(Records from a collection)
=-=-=-=-=
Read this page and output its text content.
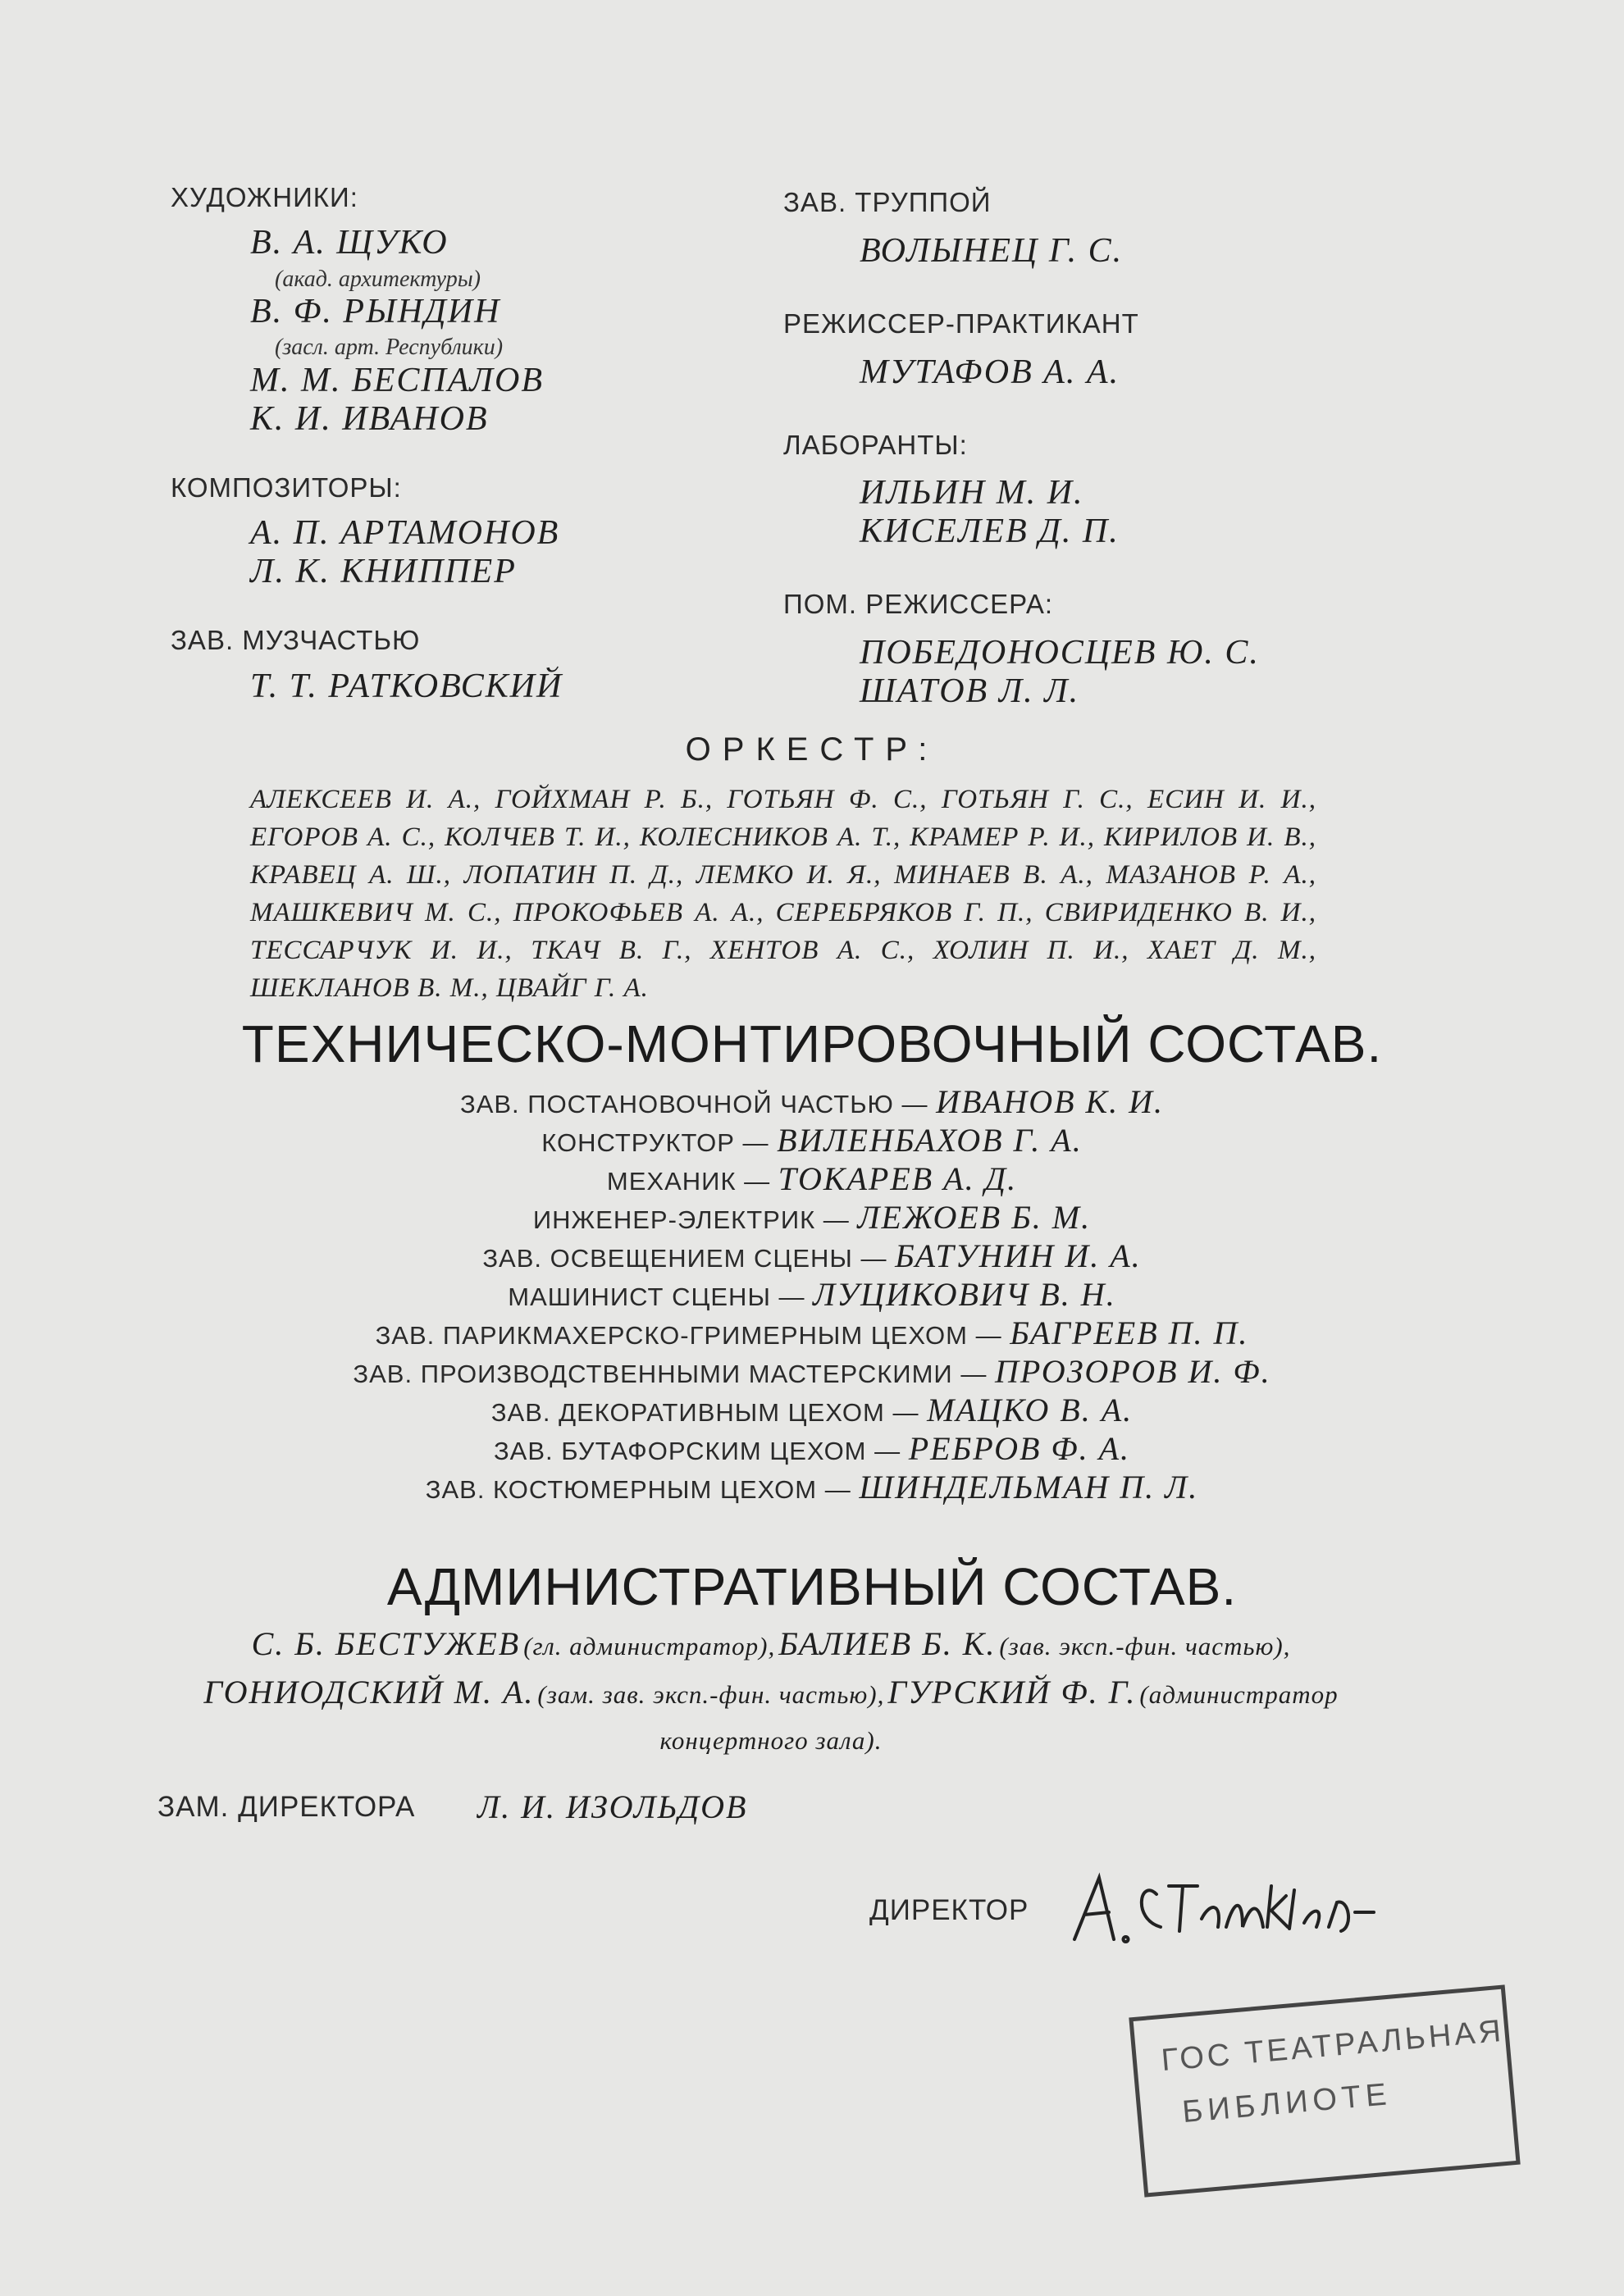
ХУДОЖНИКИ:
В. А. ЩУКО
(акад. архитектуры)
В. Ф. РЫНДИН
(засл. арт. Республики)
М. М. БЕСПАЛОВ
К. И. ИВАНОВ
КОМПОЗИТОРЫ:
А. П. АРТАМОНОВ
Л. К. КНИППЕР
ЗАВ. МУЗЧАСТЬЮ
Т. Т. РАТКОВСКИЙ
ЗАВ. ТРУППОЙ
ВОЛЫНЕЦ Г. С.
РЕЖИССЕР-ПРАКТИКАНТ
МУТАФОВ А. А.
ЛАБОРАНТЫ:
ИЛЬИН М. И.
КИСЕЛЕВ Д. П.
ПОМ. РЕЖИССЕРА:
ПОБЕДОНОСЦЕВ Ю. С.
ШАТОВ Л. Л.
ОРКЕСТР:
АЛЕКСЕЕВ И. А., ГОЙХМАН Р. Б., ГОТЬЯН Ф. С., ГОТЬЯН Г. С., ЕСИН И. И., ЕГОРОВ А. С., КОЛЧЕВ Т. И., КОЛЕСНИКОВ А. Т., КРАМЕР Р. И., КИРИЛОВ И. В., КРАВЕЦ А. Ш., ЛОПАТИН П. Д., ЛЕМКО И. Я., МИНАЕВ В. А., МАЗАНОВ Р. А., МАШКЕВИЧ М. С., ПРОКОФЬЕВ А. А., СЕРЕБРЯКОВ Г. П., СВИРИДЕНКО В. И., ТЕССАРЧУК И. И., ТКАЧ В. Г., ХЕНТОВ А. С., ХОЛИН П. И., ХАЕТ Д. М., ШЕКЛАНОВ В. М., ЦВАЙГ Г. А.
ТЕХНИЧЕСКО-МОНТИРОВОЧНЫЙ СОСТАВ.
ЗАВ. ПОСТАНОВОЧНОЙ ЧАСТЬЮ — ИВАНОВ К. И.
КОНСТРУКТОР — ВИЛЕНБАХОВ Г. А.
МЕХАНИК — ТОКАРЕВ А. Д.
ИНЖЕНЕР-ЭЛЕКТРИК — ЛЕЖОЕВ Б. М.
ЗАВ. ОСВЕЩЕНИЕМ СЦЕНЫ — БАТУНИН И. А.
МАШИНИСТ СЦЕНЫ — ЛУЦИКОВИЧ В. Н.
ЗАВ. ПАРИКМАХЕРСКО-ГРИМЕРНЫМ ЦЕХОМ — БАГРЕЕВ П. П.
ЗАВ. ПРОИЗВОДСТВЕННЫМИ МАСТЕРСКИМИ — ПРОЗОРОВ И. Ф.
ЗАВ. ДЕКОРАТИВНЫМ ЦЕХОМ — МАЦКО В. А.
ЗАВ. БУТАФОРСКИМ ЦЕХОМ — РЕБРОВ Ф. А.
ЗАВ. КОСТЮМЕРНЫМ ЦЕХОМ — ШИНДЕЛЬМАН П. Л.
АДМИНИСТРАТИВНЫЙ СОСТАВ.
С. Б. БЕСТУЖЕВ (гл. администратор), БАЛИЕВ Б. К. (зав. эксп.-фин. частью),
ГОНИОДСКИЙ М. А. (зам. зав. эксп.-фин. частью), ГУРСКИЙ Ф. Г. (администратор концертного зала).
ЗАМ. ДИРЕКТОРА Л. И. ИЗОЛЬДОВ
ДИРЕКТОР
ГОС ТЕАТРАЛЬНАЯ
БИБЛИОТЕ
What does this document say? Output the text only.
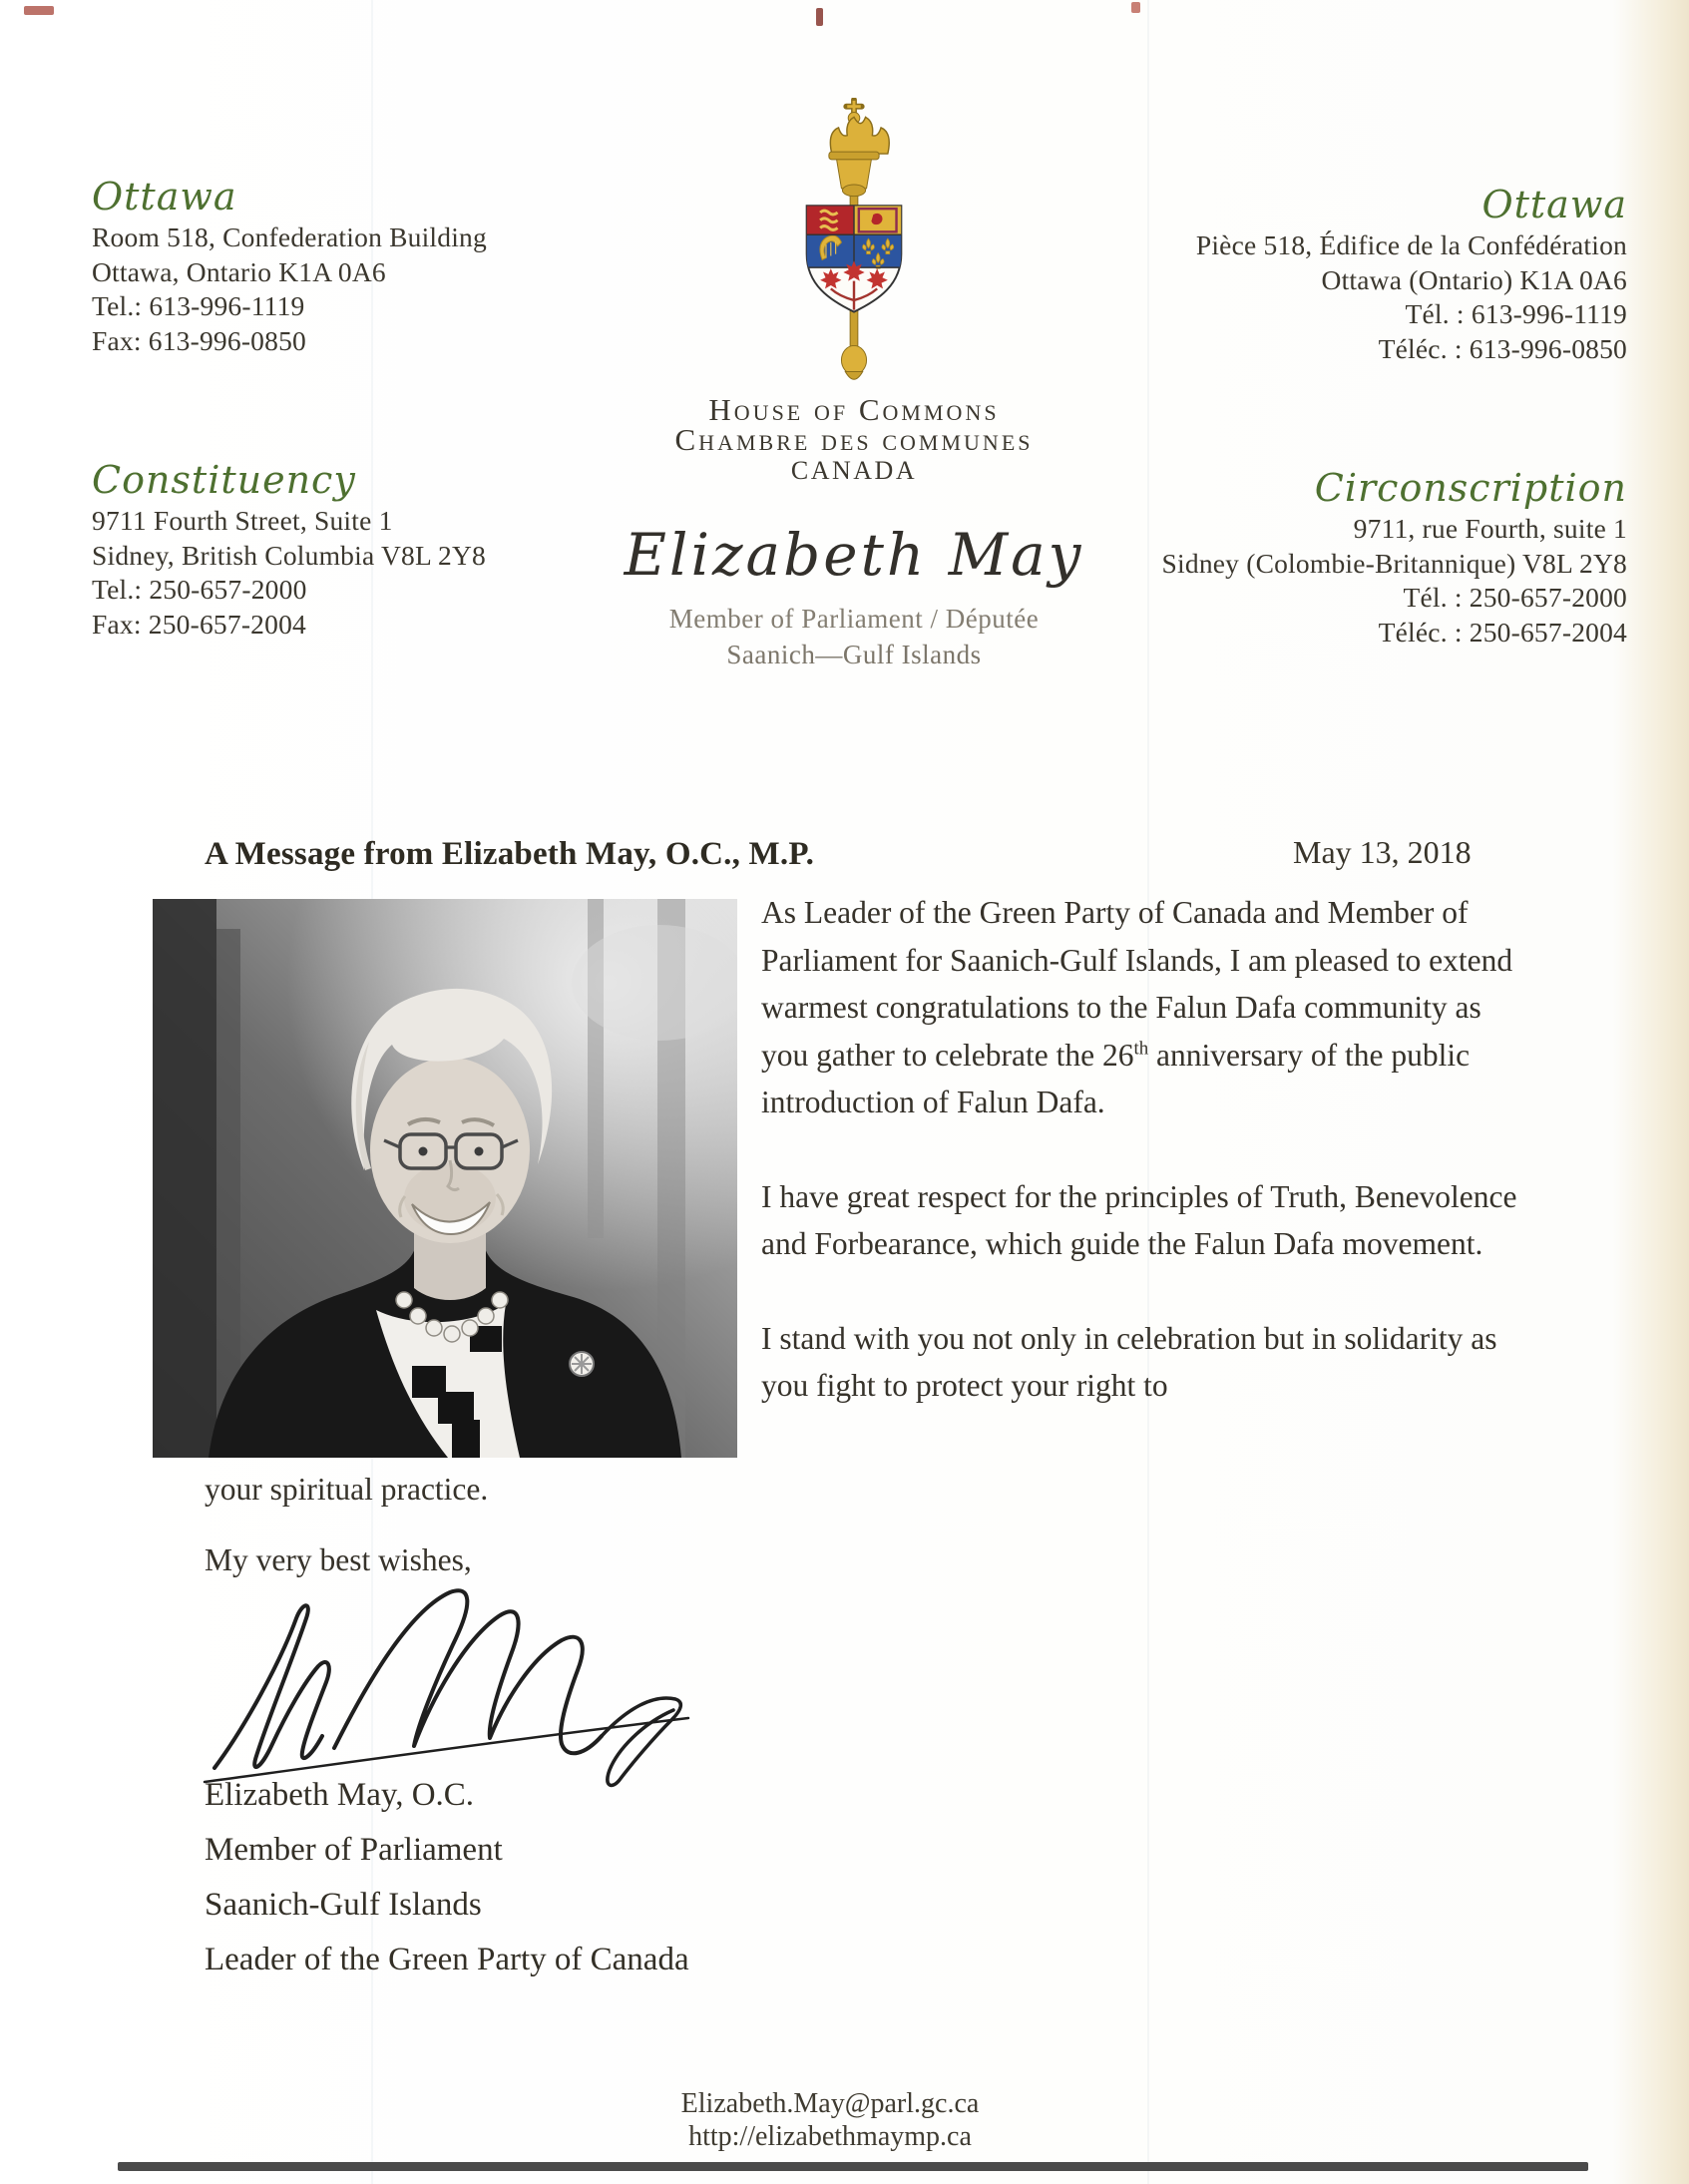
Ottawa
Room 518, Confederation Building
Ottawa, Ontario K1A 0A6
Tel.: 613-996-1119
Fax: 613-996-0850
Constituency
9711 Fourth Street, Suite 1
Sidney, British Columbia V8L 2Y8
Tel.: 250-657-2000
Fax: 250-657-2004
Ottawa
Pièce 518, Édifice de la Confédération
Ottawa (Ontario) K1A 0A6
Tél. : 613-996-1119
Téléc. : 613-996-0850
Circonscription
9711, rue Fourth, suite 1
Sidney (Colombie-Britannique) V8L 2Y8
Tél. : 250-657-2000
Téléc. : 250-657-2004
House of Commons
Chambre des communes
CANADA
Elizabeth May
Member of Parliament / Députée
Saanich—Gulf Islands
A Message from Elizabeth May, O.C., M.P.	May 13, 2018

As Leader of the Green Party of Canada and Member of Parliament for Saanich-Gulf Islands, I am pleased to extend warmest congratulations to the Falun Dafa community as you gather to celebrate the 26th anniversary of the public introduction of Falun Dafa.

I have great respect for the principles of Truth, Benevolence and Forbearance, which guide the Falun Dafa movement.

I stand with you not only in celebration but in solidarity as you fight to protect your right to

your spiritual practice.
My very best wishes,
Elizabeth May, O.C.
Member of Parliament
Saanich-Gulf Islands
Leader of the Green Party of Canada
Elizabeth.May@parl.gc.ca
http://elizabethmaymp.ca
=-=-=-=-=
SET PROBLEM:
Show all lines from the listing above in which "СОСТАВ" appears.

TASK OUTPUT:
ТЕХНИЧЕСКО-МОНТИРОВОЧНЫЙ СОСТАВ.
АДМИНИСТРАТИВНЫЙ СОСТАВ.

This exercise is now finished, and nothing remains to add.